- TASK:
Give only the number of lines in the listing below where the string "subtitle" occurs.
** begin **
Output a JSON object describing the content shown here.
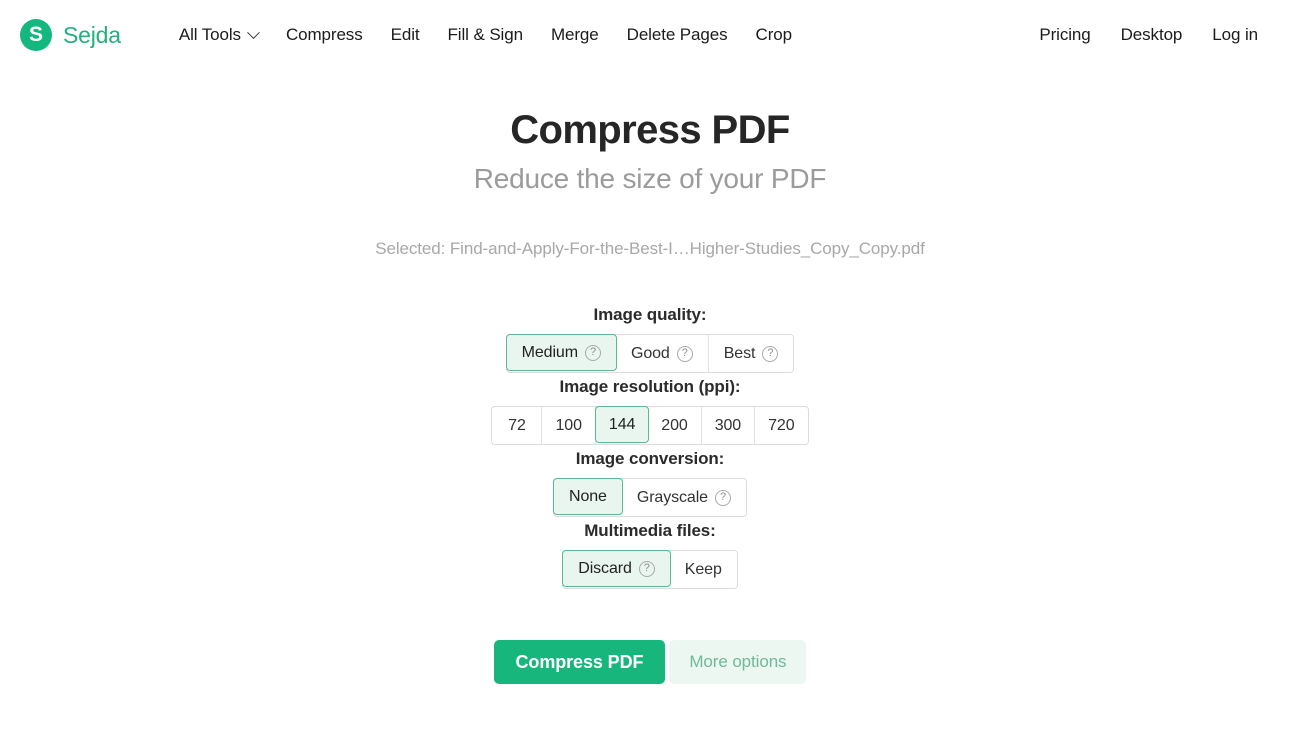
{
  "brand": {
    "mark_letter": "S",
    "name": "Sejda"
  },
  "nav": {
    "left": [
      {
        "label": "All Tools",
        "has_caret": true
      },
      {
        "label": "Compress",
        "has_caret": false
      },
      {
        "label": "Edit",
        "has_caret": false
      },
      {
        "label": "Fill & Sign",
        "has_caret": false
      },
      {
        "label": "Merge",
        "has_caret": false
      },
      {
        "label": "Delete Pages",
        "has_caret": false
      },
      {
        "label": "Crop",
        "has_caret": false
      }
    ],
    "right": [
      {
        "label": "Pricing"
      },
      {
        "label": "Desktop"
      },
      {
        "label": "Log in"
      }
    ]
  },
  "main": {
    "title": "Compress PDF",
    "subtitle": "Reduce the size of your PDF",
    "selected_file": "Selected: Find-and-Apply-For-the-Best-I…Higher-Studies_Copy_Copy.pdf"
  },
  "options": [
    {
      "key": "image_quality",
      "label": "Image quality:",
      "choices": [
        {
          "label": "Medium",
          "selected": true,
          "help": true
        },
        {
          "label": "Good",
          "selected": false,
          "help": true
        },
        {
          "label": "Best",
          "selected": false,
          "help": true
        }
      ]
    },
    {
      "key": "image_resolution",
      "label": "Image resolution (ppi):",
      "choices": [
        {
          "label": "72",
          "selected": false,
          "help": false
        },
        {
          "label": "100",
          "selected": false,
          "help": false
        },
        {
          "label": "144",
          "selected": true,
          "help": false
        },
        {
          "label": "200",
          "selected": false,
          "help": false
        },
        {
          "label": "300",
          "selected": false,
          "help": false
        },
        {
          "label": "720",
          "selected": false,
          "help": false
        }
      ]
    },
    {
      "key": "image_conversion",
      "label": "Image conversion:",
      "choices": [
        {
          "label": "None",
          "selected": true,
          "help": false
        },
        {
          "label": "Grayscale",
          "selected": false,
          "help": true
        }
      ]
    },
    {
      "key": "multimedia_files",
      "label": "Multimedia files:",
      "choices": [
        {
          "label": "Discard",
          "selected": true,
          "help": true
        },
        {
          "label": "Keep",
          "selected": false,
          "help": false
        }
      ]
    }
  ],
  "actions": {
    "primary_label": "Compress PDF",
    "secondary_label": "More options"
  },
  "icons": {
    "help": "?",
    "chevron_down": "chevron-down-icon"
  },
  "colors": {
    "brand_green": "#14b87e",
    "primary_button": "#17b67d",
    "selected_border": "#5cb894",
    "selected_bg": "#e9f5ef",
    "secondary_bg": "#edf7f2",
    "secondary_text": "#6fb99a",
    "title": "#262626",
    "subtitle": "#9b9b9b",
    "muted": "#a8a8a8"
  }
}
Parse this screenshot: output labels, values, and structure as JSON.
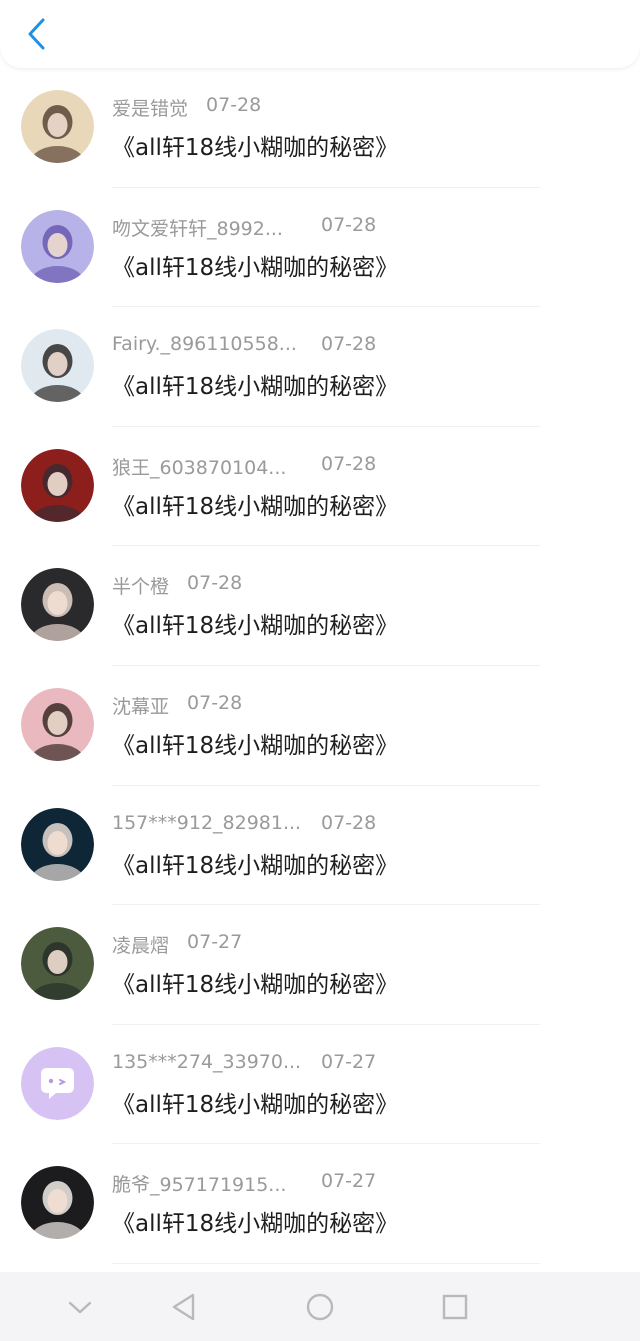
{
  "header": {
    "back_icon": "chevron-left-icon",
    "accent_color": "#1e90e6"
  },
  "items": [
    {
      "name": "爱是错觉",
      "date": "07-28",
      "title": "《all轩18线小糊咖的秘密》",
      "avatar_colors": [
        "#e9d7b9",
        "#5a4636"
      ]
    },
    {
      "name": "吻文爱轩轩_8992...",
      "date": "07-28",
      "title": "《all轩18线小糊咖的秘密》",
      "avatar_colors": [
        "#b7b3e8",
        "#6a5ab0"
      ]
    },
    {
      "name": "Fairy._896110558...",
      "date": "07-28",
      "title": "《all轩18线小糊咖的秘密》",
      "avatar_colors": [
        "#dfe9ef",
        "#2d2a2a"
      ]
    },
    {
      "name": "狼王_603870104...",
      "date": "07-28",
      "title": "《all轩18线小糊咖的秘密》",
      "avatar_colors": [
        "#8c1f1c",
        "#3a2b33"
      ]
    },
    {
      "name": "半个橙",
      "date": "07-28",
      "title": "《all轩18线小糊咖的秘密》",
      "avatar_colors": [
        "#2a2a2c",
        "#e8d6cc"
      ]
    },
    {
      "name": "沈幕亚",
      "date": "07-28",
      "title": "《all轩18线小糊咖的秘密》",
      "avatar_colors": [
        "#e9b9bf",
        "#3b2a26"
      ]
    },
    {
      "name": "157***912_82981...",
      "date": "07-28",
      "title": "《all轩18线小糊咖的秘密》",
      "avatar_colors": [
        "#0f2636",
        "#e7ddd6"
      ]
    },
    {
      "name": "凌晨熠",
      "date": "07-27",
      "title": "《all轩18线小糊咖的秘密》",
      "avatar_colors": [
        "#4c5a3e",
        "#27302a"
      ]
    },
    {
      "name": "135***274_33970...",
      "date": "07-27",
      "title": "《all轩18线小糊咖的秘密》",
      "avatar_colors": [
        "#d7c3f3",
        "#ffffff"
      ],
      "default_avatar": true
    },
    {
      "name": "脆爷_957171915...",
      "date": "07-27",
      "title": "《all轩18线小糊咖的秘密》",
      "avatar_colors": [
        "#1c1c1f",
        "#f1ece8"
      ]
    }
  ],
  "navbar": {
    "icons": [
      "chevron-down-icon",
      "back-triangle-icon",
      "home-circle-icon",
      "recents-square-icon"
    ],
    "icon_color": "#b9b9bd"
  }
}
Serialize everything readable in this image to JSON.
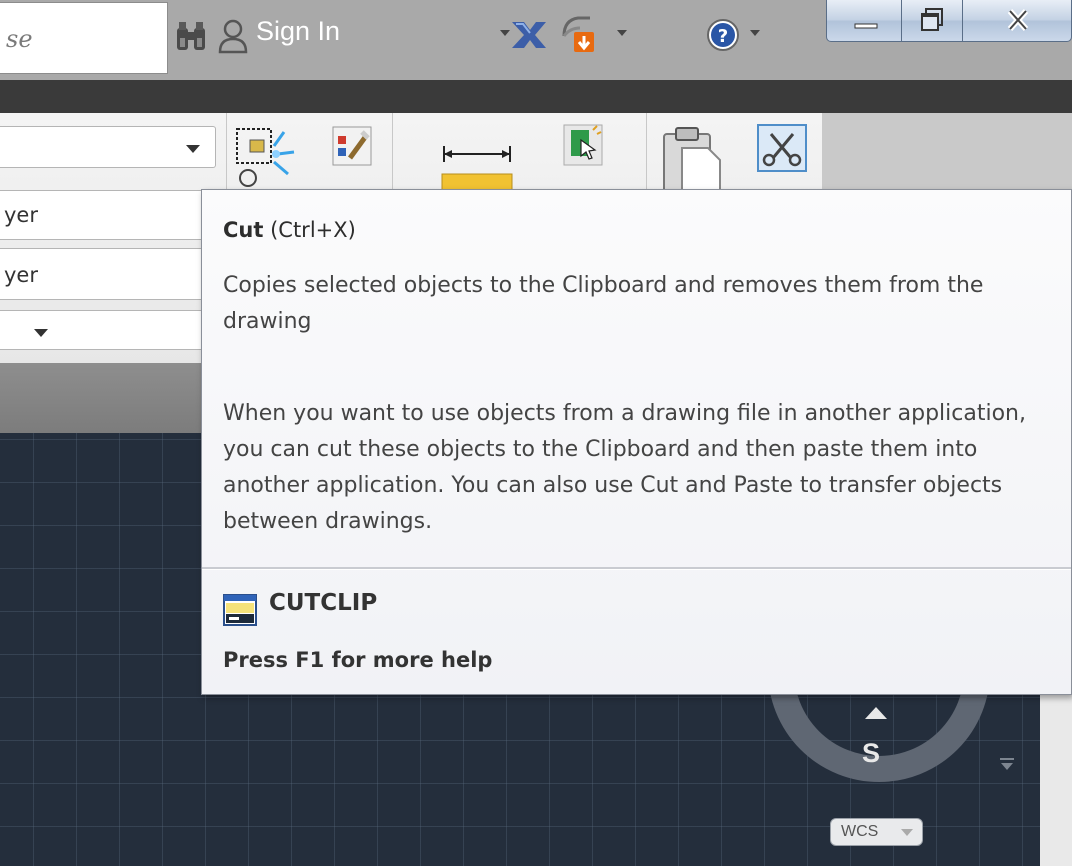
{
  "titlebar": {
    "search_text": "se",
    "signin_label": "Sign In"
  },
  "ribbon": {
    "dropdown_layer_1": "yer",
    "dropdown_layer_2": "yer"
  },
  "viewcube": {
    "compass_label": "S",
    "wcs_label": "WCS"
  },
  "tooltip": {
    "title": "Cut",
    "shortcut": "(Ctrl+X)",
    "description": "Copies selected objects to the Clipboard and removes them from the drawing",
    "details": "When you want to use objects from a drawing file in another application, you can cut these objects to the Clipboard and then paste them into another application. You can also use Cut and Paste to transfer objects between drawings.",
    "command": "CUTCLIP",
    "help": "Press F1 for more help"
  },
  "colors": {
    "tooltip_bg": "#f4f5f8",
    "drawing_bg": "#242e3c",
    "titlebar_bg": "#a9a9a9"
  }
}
** end **
- RESULT OF THE TASK:
2